* **Work required**
Every line from the one with "Read the values" through the end of the records below should be restated word for word, and nothing outside that span.

* **Data shown**
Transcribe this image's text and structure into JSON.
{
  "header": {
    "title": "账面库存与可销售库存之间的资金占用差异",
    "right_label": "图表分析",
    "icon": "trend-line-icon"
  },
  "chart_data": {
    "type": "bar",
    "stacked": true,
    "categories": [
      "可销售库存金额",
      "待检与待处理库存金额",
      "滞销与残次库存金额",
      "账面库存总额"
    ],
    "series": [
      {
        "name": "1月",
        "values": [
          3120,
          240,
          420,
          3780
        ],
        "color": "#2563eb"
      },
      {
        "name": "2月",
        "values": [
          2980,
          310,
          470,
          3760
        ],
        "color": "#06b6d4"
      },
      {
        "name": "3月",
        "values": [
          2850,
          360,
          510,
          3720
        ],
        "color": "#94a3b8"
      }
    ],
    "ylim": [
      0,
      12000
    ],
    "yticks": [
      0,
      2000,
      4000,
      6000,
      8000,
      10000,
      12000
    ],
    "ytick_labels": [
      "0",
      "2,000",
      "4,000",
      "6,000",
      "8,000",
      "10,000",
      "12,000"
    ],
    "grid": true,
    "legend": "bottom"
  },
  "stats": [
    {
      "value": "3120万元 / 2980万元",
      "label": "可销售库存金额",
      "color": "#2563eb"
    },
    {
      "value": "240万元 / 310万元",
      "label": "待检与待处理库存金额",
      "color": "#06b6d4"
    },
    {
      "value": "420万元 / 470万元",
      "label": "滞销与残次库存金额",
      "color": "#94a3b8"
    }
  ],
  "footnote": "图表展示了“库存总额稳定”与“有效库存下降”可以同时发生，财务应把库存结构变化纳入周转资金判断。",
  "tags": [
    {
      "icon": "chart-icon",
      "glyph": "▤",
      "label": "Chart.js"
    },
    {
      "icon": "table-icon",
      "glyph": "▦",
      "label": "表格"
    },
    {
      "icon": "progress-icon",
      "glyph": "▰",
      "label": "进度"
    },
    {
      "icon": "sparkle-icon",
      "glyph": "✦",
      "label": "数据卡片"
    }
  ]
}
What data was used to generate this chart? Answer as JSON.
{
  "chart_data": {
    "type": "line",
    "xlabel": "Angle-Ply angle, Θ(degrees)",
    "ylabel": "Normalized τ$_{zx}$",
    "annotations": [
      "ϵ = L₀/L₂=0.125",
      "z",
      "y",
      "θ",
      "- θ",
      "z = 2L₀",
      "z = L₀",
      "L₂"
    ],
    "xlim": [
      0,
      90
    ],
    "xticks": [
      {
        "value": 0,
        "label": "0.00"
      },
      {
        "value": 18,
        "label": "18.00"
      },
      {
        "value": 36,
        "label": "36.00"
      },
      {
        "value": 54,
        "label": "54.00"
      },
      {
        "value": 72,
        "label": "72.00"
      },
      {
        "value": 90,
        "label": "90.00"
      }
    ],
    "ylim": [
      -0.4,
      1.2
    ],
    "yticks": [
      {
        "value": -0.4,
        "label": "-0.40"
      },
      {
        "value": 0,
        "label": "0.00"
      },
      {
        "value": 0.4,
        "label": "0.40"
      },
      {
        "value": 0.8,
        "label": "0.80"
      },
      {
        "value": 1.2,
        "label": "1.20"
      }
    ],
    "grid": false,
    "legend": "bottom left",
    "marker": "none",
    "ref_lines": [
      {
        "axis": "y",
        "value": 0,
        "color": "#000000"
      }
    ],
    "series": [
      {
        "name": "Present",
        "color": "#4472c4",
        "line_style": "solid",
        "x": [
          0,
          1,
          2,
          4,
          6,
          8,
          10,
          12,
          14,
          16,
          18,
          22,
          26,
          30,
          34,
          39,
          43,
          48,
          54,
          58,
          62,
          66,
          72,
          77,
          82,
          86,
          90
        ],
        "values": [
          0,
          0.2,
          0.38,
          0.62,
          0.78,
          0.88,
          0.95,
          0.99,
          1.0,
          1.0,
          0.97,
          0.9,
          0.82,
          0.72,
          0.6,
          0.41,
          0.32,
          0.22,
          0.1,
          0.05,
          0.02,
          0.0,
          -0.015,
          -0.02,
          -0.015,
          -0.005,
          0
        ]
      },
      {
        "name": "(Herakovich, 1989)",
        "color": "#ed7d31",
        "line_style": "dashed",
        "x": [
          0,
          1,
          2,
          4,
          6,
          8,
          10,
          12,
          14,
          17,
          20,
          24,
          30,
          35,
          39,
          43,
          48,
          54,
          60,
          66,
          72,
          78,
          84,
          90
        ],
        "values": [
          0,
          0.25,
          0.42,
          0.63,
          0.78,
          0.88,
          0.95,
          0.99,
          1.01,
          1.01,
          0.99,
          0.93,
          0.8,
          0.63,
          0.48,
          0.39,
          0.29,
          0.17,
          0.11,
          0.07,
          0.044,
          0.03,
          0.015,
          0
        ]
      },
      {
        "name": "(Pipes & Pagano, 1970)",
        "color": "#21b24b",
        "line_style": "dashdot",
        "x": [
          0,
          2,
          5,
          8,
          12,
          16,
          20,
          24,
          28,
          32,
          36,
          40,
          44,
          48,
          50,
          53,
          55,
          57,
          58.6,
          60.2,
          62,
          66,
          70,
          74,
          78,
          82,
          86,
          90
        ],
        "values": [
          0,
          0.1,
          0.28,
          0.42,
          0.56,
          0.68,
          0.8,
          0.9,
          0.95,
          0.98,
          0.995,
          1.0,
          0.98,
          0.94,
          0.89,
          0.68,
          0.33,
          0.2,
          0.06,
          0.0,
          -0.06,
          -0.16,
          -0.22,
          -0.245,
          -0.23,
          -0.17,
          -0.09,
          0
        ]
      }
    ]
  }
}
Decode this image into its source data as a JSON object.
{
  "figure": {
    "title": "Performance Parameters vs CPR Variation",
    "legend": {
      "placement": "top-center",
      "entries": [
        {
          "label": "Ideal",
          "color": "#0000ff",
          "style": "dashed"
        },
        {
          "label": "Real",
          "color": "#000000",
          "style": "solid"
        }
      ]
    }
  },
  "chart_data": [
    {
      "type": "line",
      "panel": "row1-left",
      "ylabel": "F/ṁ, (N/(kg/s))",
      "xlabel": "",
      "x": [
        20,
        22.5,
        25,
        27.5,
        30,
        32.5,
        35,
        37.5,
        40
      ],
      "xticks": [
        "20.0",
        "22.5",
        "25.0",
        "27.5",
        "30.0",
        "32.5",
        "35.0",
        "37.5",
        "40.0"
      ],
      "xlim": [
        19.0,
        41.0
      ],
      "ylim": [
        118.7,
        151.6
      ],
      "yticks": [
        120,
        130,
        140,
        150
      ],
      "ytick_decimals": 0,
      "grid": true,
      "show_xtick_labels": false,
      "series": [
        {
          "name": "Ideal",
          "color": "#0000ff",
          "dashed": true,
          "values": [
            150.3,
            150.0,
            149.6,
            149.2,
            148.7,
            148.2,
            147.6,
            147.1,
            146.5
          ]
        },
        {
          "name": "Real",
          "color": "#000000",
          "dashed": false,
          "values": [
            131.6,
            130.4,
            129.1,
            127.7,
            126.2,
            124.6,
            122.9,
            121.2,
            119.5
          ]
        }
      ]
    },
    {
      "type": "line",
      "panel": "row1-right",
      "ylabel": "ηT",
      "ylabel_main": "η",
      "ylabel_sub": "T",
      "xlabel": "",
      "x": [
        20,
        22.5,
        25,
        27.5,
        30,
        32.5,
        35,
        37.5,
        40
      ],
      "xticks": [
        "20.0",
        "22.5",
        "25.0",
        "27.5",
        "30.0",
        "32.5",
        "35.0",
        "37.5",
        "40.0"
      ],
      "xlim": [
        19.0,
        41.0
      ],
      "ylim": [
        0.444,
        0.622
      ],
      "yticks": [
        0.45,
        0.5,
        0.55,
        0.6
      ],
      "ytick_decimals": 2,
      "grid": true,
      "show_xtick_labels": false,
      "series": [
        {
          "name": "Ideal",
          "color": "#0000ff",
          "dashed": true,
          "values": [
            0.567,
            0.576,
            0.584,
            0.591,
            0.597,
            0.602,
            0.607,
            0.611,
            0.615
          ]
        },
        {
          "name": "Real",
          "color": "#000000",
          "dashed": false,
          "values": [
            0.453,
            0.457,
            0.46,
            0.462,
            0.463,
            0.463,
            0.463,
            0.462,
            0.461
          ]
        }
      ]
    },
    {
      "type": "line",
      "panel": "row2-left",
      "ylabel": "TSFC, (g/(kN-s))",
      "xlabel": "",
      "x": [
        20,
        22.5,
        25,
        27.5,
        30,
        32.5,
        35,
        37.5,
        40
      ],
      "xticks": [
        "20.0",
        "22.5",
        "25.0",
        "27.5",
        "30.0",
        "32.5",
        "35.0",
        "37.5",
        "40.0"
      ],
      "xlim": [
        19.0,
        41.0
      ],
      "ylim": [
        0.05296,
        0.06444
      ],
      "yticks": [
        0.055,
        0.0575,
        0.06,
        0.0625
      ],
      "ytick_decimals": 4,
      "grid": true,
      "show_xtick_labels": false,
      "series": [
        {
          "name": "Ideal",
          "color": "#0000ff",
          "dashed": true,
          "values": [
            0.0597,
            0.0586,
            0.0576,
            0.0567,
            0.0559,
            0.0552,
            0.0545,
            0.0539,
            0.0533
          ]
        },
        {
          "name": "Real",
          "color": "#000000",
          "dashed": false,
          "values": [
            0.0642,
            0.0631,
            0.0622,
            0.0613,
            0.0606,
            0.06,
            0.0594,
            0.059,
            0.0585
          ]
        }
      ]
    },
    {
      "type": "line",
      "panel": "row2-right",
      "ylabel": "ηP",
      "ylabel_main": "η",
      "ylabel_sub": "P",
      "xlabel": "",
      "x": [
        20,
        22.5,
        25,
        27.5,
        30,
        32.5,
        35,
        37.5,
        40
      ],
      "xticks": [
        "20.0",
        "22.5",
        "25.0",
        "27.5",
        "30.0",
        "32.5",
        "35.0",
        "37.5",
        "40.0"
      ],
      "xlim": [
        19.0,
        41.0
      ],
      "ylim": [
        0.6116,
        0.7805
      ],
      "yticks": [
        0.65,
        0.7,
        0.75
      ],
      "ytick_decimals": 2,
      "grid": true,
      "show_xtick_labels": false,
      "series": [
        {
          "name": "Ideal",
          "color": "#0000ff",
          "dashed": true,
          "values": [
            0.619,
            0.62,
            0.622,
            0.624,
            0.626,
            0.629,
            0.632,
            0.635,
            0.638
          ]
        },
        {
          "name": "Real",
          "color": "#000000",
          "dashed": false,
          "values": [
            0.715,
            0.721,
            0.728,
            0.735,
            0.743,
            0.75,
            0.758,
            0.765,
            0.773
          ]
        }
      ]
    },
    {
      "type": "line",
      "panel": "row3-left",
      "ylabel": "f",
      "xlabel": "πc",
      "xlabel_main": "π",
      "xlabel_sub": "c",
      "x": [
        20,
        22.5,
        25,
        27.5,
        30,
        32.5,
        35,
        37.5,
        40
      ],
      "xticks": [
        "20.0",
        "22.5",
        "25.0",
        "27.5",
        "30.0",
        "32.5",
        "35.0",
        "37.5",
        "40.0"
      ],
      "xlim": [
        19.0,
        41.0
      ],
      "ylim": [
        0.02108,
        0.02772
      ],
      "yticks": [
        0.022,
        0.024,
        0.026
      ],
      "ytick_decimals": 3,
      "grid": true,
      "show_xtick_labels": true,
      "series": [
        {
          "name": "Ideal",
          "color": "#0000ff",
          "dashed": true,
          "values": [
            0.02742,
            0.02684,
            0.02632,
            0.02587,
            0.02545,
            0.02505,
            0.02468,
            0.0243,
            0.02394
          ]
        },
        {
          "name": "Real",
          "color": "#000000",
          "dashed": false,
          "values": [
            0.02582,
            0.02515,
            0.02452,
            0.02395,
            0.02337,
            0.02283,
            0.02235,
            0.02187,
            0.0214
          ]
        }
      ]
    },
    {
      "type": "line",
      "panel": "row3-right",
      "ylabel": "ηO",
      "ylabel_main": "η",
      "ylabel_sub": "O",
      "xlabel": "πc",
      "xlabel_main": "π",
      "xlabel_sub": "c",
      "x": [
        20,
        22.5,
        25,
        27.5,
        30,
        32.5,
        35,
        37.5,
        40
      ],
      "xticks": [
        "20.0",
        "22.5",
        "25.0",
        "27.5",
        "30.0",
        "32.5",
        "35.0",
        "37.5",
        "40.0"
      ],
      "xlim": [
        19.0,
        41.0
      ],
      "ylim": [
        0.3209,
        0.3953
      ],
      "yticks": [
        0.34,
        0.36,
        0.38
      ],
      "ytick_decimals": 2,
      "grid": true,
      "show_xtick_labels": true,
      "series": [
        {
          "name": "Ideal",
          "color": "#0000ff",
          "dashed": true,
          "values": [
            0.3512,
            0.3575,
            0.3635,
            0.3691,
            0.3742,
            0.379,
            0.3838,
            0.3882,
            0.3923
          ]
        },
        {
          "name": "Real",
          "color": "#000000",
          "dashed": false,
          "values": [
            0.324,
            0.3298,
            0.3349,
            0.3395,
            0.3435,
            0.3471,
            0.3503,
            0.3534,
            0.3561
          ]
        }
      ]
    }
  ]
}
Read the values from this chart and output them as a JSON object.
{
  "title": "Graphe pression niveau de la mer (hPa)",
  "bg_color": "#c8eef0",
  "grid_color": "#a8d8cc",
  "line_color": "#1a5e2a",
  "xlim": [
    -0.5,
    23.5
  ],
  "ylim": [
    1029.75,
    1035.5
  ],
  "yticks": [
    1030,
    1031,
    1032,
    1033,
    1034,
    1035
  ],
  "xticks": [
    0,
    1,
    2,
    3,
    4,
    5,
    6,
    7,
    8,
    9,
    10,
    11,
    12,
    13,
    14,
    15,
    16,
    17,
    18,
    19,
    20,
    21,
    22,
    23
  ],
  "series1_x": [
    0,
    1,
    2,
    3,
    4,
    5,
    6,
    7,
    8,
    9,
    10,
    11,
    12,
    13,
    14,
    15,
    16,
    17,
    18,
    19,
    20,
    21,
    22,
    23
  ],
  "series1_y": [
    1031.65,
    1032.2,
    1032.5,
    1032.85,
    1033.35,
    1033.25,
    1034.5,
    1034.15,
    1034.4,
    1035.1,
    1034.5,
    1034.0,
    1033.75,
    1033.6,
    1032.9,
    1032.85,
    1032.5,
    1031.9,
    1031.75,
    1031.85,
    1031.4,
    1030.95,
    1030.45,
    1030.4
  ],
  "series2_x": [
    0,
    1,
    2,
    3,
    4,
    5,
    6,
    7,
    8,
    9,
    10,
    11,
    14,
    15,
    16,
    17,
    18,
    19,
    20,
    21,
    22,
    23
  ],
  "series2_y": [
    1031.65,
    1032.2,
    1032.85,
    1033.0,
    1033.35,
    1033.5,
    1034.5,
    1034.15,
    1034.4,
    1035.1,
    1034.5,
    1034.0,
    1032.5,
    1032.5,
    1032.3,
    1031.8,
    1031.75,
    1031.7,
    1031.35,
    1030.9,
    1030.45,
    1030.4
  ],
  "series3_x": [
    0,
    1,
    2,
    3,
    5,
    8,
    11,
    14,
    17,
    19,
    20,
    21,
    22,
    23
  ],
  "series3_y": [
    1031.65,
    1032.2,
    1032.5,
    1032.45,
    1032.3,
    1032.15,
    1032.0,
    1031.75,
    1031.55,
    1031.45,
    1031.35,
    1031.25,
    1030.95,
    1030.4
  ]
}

* **Answer below**
Read the values from this chart and output them as a JSON object.
{
  "title": "Graphe pression niveau de la mer (hPa)",
  "bg_color": "#c8eef0",
  "grid_color": "#a8d8cc",
  "line_color": "#1a5e2a",
  "xlim": [
    -0.5,
    23.5
  ],
  "ylim": [
    1029.75,
    1035.5
  ],
  "yticks": [
    1030,
    1031,
    1032,
    1033,
    1034,
    1035
  ],
  "xticks": [
    0,
    1,
    2,
    3,
    4,
    5,
    6,
    7,
    8,
    9,
    10,
    11,
    12,
    13,
    14,
    15,
    16,
    17,
    18,
    19,
    20,
    21,
    22,
    23
  ],
  "series1_x": [
    0,
    1,
    2,
    3,
    4,
    5,
    6,
    7,
    8,
    9,
    10,
    11,
    12,
    13,
    14,
    15,
    16,
    17,
    18,
    19,
    20,
    21,
    22,
    23
  ],
  "series1_y": [
    1031.65,
    1032.2,
    1032.5,
    1032.85,
    1033.35,
    1033.25,
    1034.5,
    1034.15,
    1034.4,
    1035.1,
    1034.5,
    1034.0,
    1033.75,
    1033.6,
    1032.9,
    1032.85,
    1032.5,
    1031.9,
    1031.75,
    1031.85,
    1031.4,
    1030.95,
    1030.45,
    1030.4
  ],
  "series2_x": [
    0,
    1,
    2,
    3,
    4,
    5,
    6,
    7,
    8,
    9,
    10,
    11,
    14,
    15,
    16,
    17,
    18,
    19,
    20,
    21,
    22,
    23
  ],
  "series2_y": [
    1031.65,
    1032.2,
    1032.85,
    1033.0,
    1033.35,
    1033.5,
    1034.5,
    1034.15,
    1034.4,
    1035.1,
    1034.5,
    1034.0,
    1032.5,
    1032.5,
    1032.3,
    1031.8,
    1031.75,
    1031.7,
    1031.35,
    1030.9,
    1030.45,
    1030.4
  ],
  "series3_x": [
    0,
    1,
    2,
    3,
    5,
    8,
    11,
    14,
    17,
    19,
    20,
    21,
    22,
    23
  ],
  "series3_y": [
    1031.65,
    1032.2,
    1032.5,
    1032.45,
    1032.3,
    1032.15,
    1032.0,
    1031.75,
    1031.55,
    1031.45,
    1031.35,
    1031.25,
    1030.95,
    1030.4
  ]
}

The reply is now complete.